▶ **Do this**
Work out the number of lines containing "JSON". Answer with nothing but that number.

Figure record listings
+++
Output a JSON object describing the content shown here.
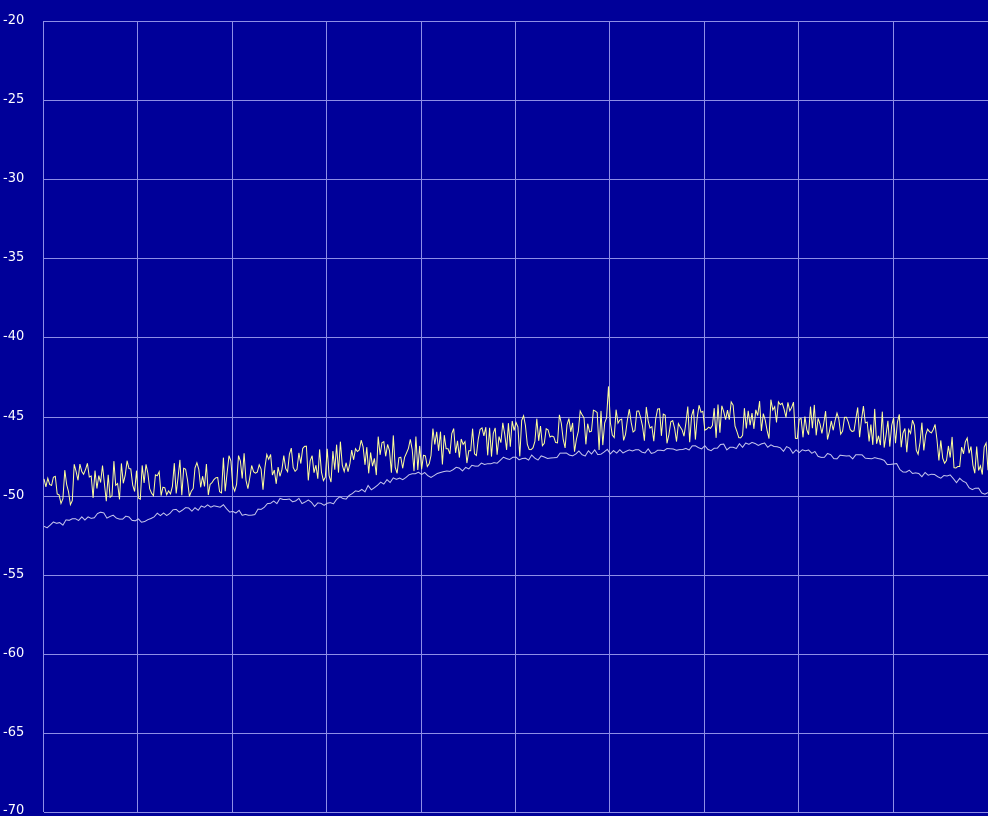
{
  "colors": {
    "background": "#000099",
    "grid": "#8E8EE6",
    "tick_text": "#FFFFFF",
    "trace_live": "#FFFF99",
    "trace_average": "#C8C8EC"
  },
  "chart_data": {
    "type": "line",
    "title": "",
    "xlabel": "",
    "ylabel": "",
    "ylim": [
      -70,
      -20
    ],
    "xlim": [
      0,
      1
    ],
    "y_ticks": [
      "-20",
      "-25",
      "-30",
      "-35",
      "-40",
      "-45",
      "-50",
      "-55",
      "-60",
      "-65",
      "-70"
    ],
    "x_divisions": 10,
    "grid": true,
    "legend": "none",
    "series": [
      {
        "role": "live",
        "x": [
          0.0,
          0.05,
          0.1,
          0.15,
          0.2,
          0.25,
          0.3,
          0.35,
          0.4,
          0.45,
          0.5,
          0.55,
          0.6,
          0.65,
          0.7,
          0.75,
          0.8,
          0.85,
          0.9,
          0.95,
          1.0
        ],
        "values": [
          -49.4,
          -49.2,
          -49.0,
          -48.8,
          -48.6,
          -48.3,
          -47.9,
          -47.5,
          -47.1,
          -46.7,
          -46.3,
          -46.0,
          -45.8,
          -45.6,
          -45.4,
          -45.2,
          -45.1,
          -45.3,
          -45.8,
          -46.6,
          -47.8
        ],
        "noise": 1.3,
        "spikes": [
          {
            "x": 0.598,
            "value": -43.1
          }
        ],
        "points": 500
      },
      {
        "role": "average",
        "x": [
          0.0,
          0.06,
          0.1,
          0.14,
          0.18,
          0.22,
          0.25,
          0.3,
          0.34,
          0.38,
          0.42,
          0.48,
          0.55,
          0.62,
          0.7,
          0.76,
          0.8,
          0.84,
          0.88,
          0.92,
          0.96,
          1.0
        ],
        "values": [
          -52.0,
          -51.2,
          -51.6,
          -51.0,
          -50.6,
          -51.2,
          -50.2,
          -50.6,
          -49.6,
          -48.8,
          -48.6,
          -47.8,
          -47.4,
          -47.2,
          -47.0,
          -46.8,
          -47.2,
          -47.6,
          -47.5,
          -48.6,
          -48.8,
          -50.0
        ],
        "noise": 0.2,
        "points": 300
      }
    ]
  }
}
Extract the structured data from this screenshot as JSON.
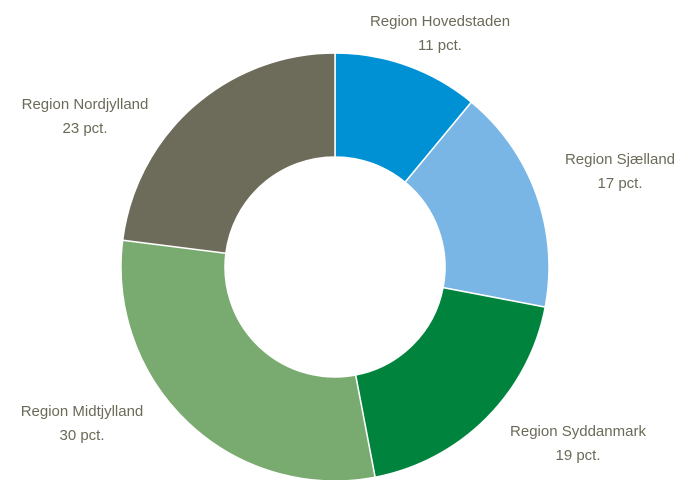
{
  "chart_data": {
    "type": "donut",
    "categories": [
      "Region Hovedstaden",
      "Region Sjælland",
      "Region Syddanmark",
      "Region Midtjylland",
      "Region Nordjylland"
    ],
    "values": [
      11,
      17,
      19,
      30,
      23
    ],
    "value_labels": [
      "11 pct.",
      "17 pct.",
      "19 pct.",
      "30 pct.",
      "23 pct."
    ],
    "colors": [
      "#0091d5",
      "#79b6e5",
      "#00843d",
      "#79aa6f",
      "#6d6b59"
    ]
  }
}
+++
▶ **Task response**
2